■ LISTED ENTRIES:
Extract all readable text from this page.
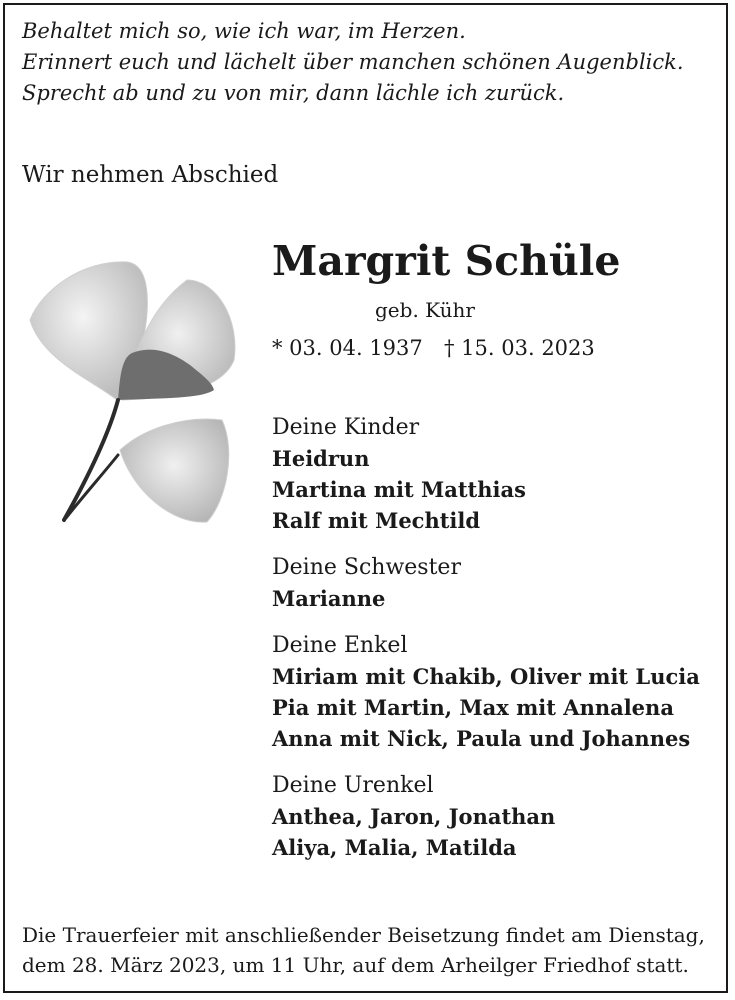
Behaltet mich so, wie ich war, im Herzen.
Erinnert euch und lächelt über manchen schönen Augenblick.
Sprecht ab und zu von mir, dann lächle ich zurück.
Wir nehmen Abschied
Margrit Schüle
geb. Kühr
* 03. 04. 1937 † 15. 03. 2023
Deine Kinder
Heidrun
Martina mit Matthias
Ralf mit Mechtild
Deine Schwester
Marianne
Deine Enkel
Miriam mit Chakib, Oliver mit Lucia
Pia mit Martin, Max mit Annalena
Anna mit Nick, Paula und Johannes
Deine Urenkel
Anthea, Jaron, Jonathan
Aliya, Malia, Matilda
Die Trauerfeier mit anschließender Beisetzung findet am Dienstag,
dem 28. März 2023, um 11 Uhr, auf dem Arheilger Friedhof statt.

■ WHAT IS BEING ASKED: From the data above, copy each line that holds "Deine".

■ TASK ANSWER:
Deine Kinder
Deine Schwester
Deine Enkel
Deine Urenkel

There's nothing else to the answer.